LISTED RECORDS:
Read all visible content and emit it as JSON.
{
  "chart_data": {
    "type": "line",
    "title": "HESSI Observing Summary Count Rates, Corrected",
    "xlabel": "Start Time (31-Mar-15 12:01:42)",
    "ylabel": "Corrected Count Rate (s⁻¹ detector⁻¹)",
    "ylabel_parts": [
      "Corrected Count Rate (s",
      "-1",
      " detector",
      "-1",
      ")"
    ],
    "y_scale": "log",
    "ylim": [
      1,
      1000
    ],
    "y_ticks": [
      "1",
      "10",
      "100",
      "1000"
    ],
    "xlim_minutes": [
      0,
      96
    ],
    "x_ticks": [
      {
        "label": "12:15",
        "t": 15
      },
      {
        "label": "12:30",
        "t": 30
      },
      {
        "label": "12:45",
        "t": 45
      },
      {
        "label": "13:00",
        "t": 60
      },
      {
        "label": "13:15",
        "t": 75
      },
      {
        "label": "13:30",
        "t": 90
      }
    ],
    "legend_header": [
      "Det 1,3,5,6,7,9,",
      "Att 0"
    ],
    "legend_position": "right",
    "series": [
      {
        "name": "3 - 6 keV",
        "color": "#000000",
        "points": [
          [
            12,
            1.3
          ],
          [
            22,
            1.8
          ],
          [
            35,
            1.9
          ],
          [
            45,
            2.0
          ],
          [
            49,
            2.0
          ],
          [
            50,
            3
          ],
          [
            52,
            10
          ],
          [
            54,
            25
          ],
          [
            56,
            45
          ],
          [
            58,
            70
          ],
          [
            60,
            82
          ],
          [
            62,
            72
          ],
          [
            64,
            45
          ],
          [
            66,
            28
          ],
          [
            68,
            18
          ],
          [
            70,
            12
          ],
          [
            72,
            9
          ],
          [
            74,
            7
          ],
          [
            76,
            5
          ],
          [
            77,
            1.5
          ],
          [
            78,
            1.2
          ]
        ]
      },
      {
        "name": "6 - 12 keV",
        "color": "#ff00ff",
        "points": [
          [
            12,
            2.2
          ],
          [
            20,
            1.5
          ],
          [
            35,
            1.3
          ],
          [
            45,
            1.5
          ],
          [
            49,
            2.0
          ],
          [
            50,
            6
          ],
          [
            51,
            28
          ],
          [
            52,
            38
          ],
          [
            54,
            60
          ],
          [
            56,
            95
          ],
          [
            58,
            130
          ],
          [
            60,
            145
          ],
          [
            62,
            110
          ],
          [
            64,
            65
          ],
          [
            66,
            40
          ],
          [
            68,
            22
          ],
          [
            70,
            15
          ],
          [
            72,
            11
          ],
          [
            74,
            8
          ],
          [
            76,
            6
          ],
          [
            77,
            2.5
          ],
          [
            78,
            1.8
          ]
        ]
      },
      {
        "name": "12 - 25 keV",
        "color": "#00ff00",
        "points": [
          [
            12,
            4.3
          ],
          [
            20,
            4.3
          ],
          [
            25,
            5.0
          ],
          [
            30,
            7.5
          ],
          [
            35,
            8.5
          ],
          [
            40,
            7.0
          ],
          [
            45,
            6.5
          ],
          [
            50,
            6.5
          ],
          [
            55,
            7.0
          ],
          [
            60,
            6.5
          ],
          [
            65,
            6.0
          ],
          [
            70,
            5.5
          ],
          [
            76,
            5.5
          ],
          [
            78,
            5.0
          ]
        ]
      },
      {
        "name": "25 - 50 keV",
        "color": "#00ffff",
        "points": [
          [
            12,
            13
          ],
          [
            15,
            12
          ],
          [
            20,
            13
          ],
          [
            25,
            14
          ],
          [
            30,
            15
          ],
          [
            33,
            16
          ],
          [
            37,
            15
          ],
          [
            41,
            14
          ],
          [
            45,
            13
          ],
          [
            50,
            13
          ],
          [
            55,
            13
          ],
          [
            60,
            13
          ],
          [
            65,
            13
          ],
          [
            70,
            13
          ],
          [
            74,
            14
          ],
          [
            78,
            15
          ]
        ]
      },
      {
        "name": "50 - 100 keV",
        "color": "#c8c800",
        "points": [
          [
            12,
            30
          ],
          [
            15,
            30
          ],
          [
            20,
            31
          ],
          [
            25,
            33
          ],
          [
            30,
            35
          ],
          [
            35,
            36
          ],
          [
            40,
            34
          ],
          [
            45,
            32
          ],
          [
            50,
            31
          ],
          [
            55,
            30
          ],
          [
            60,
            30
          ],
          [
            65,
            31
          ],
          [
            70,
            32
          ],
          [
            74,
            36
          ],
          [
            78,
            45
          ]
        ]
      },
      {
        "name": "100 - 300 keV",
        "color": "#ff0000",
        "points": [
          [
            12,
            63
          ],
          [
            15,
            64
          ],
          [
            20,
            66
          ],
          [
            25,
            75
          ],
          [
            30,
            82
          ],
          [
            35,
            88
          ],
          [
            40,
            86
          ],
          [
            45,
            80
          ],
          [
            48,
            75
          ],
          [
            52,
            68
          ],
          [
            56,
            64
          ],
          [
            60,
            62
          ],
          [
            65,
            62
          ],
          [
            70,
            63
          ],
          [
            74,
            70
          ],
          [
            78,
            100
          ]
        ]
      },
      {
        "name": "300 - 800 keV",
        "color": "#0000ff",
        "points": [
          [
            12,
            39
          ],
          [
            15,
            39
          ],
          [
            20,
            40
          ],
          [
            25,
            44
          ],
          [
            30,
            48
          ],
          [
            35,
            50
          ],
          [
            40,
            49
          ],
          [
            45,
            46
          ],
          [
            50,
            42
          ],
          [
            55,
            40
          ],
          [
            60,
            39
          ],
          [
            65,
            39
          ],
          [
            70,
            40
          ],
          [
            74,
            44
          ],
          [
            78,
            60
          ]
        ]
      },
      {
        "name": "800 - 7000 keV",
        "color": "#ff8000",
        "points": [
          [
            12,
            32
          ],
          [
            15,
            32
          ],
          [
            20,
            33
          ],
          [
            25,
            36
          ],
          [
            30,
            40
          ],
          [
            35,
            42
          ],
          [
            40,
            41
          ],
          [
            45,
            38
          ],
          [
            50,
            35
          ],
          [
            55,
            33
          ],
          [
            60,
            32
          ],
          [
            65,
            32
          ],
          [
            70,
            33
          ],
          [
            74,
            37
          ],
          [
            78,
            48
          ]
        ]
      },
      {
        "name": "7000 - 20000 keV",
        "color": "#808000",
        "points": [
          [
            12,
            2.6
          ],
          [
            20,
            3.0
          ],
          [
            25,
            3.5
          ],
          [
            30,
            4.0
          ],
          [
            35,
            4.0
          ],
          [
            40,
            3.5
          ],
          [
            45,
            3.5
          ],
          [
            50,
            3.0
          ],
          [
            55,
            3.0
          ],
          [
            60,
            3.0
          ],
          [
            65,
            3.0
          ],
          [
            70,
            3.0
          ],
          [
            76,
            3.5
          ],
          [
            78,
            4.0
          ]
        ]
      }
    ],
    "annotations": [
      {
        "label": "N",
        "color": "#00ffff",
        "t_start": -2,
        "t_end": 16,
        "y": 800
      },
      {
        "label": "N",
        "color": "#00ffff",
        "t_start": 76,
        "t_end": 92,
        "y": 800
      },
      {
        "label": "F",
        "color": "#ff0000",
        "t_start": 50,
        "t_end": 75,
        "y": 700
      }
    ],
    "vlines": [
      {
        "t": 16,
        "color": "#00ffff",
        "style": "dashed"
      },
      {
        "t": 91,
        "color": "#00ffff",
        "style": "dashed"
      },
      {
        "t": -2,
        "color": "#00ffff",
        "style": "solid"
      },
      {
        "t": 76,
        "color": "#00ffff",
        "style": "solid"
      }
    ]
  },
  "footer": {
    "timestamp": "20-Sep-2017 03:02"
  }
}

WHAT IS ASKED: Using the material above, copy every line in which the string "Corrected" occurs.

RESPONSE TO THE TASK:
    "title": "HESSI Observing Summary Count Rates, Corrected",
    "ylabel": "Corrected Count Rate (s⁻¹ detector⁻¹)",
      "Corrected Count Rate (s",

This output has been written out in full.